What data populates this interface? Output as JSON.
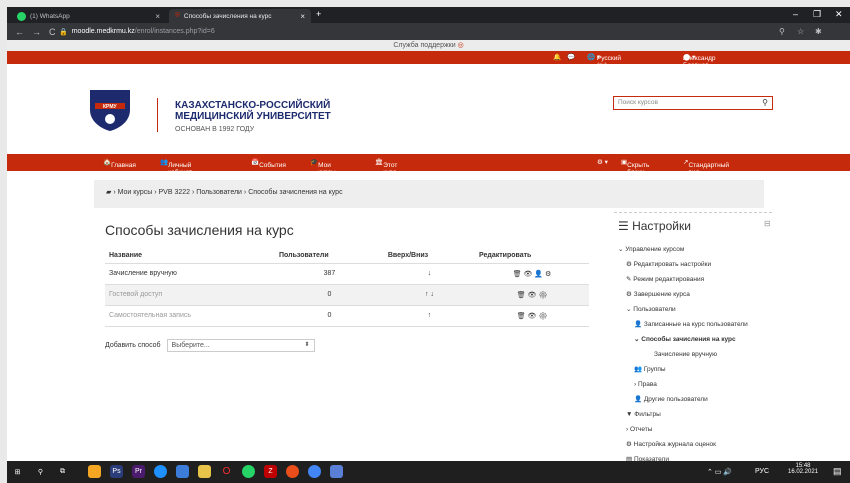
{
  "browser": {
    "tabs": [
      {
        "label": "(1) WhatsApp",
        "close": "×"
      },
      {
        "label": "Способы зачисления на курс",
        "close": "×"
      }
    ],
    "new_tab": "+",
    "url_host": "moodle.medkrmu.kz",
    "url_path": "/enrol/instances.php?id=6"
  },
  "site": {
    "support": "Служба поддержки",
    "language": "Русский (ru)",
    "user": "Александр Бдовцев",
    "university_line1": "КАЗАХСТАНСКО-РОССИЙСКИЙ",
    "university_line2": "МЕДИЦИНСКИЙ УНИВЕРСИТЕТ",
    "founded": "ОСНОВАН   В 1992 ГОДУ",
    "logo_text": "КРМУ",
    "search_placeholder": "Поиск курсов"
  },
  "nav": {
    "home": "Главная",
    "cabinet": "Личный кабинет",
    "events": "События",
    "mycourses": "Мои курсы",
    "thiscourse": "Этот курс",
    "hide_blocks": "Скрыть блоки",
    "standard_view": "Стандартный вид"
  },
  "breadcrumb": [
    "Мои курсы",
    "PVB 3222",
    "Пользователи",
    "Способы зачисления на курс"
  ],
  "page": {
    "title": "Способы зачисления на курс",
    "columns": [
      "Название",
      "Пользователи",
      "Вверх/Вниз",
      "Редактировать"
    ],
    "rows": [
      {
        "name": "Зачисление вручную",
        "users": "387",
        "updown": "↓",
        "edit": "🗑 👁 👤 ⚙"
      },
      {
        "name": "Гостевой доступ",
        "users": "0",
        "updown": "↑ ↓",
        "edit": "🗑 👁 ⚙"
      },
      {
        "name": "Самостоятельная запись",
        "users": "0",
        "updown": "↑",
        "edit": "🗑 👁 ⚙"
      }
    ],
    "add_label": "Добавить способ",
    "add_select": "Выберите..."
  },
  "settings": {
    "title": "Настройки",
    "items": [
      "Управление курсом",
      "Редактировать настройки",
      "Режим редактирования",
      "Завершение курса",
      "Пользователи",
      "Записанные на курс пользователи",
      "Способы зачисления на курс",
      "Зачисление вручную",
      "Группы",
      "Права",
      "Другие пользователи",
      "Фильтры",
      "Отчеты",
      "Настройка журнала оценок",
      "Показатели"
    ]
  },
  "taskbar": {
    "lang": "РУС",
    "time": "15:48",
    "date": "16.02.2021"
  },
  "colors": {
    "brand": "#c62a0c",
    "navy": "#1d2b6e"
  }
}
··········
Pick out and copy the lines of the material that include the word "Редактировать".

= Written response =
      "Редактировать"
      "Редактировать настройки",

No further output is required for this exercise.